| Exercise brief |
All of the lines below are to be printed again exactly; images are excluded from the output.
Start of Excerpted records
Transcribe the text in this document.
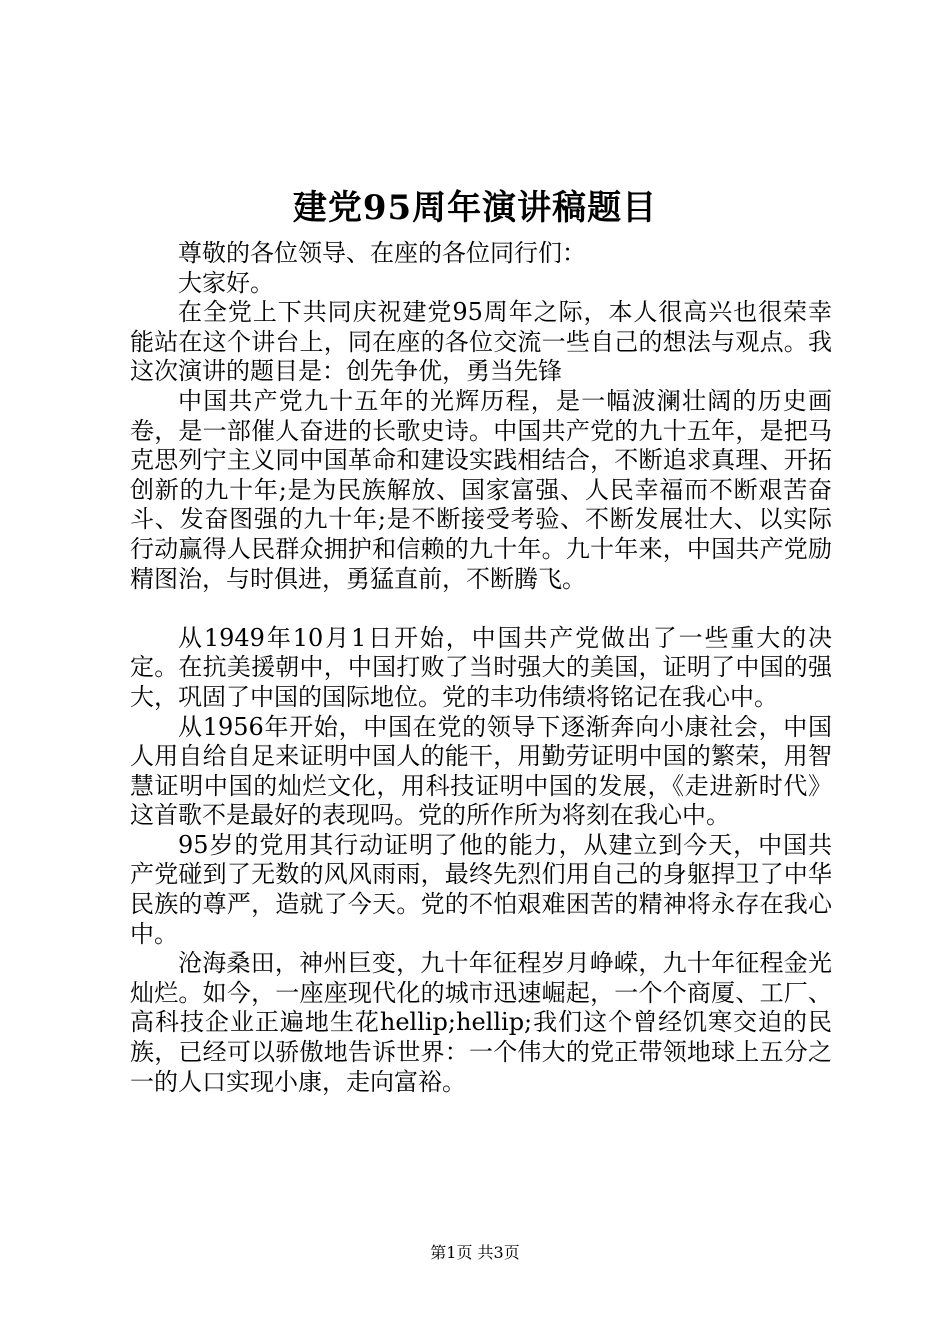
建党95周年演讲稿题目

尊敬的各位领导、在座的各位同行们：

大家好。

在全党上下共同庆祝建党95周年之际，本人很高兴也很荣幸能站在这个讲台上，同在座的各位交流一些自己的想法与观点。我这次演讲的题目是：创先争优，勇当先锋

中国共产党九十五年的光辉历程，是一幅波澜壮阔的历史画卷，是一部催人奋进的长歌史诗。中国共产党的九十五年，是把马克思列宁主义同中国革命和建设实践相结合，不断追求真理、开拓创新的九十年;是为民族解放、国家富强、人民幸福而不断艰苦奋斗、发奋图强的九十年;是不断接受考验、不断发展壮大、以实际行动赢得人民群众拥护和信赖的九十年。九十年来，中国共产党励精图治，与时俱进，勇猛直前，不断腾飞。

从1949年10月1日开始，中国共产党做出了一些重大的决定。在抗美援朝中，中国打败了当时强大的美国，证明了中国的强大，巩固了中国的国际地位。党的丰功伟绩将铭记在我心中。

从1956年开始，中国在党的领导下逐渐奔向小康社会，中国人用自给自足来证明中国人的能干，用勤劳证明中国的繁荣，用智慧证明中国的灿烂文化，用科技证明中国的发展，《走进新时代》这首歌不是最好的表现吗。党的所作所为将刻在我心中。

95岁的党用其行动证明了他的能力，从建立到今天，中国共产党碰到了无数的风风雨雨，最终先烈们用自己的身躯捍卫了中华民族的尊严，造就了今天。党的不怕艰难困苦的精神将永存在我心中。

沧海桑田，神州巨变，九十年征程岁月峥嵘，九十年征程金光灿烂。如今，一座座现代化的城市迅速崛起，一个个商厦、工厂、高科技企业正遍地生花hellip;hellip;我们这个曾经饥寒交迫的民族，已经可以骄傲地告诉世界：一个伟大的党正带领地球上五分之一的人口实现小康，走向富裕。

第1页 共3页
End of Excerpted records
| Result of this task |
Transcribe the text in this document.
建党95周年演讲稿题目

尊敬的各位领导、在座的各位同行们：

大家好。

在全党上下共同庆祝建党95周年之际，本人很高兴也很荣幸能站在这个讲台上，同在座的各位交流一些自己的想法与观点。我这次演讲的题目是：创先争优，勇当先锋

中国共产党九十五年的光辉历程，是一幅波澜壮阔的历史画卷，是一部催人奋进的长歌史诗。中国共产党的九十五年，是把马克思列宁主义同中国革命和建设实践相结合，不断追求真理、开拓创新的九十年;是为民族解放、国家富强、人民幸福而不断艰苦奋斗、发奋图强的九十年;是不断接受考验、不断发展壮大、以实际行动赢得人民群众拥护和信赖的九十年。九十年来，中国共产党励精图治，与时俱进，勇猛直前，不断腾飞。

从1949年10月1日开始，中国共产党做出了一些重大的决定。在抗美援朝中，中国打败了当时强大的美国，证明了中国的强大，巩固了中国的国际地位。党的丰功伟绩将铭记在我心中。

从1956年开始，中国在党的领导下逐渐奔向小康社会，中国人用自给自足来证明中国人的能干，用勤劳证明中国的繁荣，用智慧证明中国的灿烂文化，用科技证明中国的发展，《走进新时代》这首歌不是最好的表现吗。党的所作所为将刻在我心中。

95岁的党用其行动证明了他的能力，从建立到今天，中国共产党碰到了无数的风风雨雨，最终先烈们用自己的身躯捍卫了中华民族的尊严，造就了今天。党的不怕艰难困苦的精神将永存在我心中。

沧海桑田，神州巨变，九十年征程岁月峥嵘，九十年征程金光灿烂。如今，一座座现代化的城市迅速崛起，一个个商厦、工厂、高科技企业正遍地生花hellip;hellip;我们这个曾经饥寒交迫的民族，已经可以骄傲地告诉世界：一个伟大的党正带领地球上五分之一的人口实现小康，走向富裕。

第1页 共3页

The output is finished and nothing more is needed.